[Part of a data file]
+ + + + +

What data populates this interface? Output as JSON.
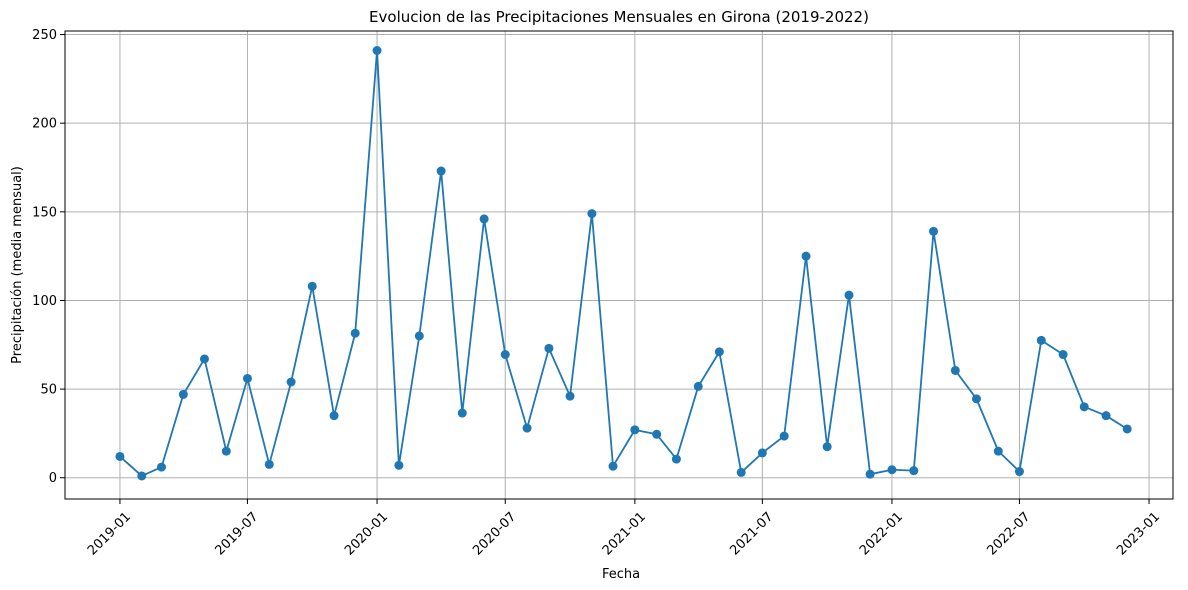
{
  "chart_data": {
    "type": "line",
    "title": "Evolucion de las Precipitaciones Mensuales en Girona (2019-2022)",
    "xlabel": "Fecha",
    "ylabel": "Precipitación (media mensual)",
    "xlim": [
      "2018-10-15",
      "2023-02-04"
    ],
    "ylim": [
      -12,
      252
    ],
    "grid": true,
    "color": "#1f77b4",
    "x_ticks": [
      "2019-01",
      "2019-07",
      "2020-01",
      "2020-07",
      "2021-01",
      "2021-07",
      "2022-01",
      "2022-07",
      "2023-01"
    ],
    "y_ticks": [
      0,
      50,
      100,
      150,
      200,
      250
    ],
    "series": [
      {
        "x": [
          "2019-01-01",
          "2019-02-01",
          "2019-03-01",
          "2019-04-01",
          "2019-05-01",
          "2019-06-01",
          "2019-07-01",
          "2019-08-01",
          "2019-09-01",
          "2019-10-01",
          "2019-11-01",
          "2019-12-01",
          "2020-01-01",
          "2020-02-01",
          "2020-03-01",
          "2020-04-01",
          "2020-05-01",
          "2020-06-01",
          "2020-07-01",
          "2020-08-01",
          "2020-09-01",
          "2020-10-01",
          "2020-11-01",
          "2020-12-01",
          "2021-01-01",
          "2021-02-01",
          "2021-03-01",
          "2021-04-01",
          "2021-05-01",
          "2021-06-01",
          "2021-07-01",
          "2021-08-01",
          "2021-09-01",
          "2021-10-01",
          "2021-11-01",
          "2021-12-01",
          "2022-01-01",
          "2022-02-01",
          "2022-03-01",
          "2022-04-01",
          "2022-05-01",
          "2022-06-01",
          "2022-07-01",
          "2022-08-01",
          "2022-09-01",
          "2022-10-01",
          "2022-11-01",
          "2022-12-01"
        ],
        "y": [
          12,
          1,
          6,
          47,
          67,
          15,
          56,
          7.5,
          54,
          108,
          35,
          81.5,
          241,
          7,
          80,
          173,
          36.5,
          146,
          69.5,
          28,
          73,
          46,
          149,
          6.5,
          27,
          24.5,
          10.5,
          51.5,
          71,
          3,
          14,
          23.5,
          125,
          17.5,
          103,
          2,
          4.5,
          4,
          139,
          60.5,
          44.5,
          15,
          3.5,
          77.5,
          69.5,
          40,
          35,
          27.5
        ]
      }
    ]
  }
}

+ + + + +

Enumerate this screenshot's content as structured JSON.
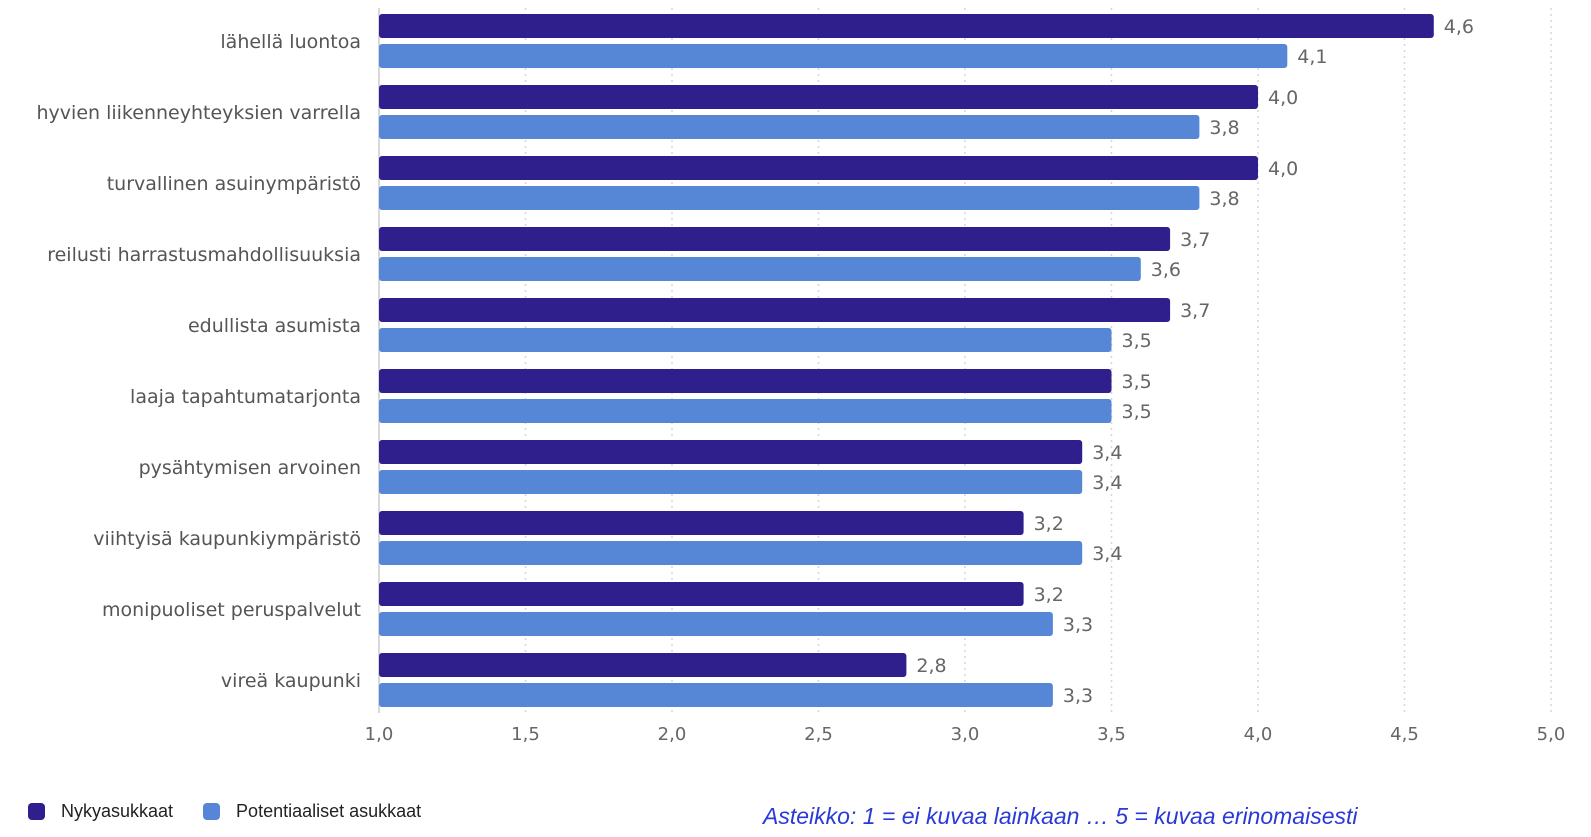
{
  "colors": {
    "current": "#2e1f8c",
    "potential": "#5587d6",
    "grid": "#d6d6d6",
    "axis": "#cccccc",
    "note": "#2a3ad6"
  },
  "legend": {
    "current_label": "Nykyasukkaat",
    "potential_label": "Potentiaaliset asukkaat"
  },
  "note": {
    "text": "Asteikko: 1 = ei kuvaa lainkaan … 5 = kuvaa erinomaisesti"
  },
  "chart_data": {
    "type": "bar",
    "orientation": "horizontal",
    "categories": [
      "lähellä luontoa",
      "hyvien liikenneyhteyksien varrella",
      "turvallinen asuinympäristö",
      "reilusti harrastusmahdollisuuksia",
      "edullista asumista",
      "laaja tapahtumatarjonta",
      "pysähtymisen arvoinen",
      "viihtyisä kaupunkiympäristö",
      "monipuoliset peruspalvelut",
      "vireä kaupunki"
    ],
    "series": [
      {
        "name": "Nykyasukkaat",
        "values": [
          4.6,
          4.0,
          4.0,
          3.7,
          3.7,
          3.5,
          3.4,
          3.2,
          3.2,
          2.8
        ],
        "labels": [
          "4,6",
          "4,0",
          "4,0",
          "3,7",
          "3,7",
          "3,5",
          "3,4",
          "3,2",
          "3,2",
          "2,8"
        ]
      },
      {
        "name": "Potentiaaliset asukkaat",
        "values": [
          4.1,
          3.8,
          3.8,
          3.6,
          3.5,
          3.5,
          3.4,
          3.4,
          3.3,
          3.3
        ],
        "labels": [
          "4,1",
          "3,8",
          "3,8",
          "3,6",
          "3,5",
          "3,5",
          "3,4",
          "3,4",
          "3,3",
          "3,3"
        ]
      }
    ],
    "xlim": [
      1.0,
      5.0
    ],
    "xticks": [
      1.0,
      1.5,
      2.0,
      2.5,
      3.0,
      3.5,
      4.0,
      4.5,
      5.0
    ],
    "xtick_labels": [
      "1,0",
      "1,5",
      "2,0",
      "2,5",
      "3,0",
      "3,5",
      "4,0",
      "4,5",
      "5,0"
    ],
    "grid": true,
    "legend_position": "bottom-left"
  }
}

+ + + + +

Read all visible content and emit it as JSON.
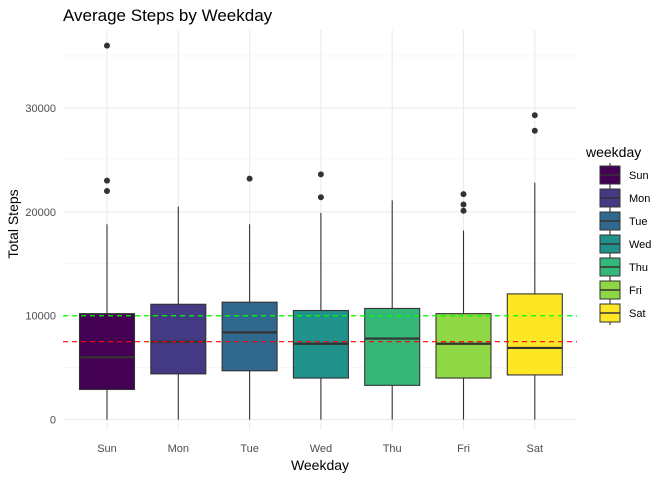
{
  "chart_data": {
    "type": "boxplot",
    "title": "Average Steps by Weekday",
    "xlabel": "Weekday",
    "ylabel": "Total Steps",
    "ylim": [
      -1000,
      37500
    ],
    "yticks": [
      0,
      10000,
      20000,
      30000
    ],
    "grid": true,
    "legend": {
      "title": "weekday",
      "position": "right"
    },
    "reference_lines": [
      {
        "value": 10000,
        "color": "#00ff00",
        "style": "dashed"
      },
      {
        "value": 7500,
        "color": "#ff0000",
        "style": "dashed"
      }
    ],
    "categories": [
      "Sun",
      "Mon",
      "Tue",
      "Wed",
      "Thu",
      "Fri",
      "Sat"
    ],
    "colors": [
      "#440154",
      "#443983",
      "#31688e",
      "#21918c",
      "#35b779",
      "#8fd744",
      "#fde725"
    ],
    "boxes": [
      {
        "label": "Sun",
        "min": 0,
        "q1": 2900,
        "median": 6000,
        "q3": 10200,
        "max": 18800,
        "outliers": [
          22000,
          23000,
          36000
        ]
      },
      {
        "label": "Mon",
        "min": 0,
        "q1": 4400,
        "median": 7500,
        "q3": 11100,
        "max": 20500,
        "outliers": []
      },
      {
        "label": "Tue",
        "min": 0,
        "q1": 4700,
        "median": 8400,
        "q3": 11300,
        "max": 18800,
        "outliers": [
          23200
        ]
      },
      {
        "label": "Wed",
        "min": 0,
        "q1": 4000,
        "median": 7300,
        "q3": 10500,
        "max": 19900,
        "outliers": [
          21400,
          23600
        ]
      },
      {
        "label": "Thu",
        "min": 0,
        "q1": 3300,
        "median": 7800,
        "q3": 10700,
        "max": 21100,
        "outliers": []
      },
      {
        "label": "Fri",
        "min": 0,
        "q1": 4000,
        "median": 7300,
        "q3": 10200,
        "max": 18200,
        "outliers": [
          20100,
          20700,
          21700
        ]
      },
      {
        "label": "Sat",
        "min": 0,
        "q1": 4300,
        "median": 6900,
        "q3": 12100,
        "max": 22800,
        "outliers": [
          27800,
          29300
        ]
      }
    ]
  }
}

+ + + + +

- Exercise details
For each line of the entries that includes "Potentiaaliset", show that line.

- Output of the task
    "potential_label": "Potentiaaliset asukkaat"
        "name": "Potentiaaliset asukkaat",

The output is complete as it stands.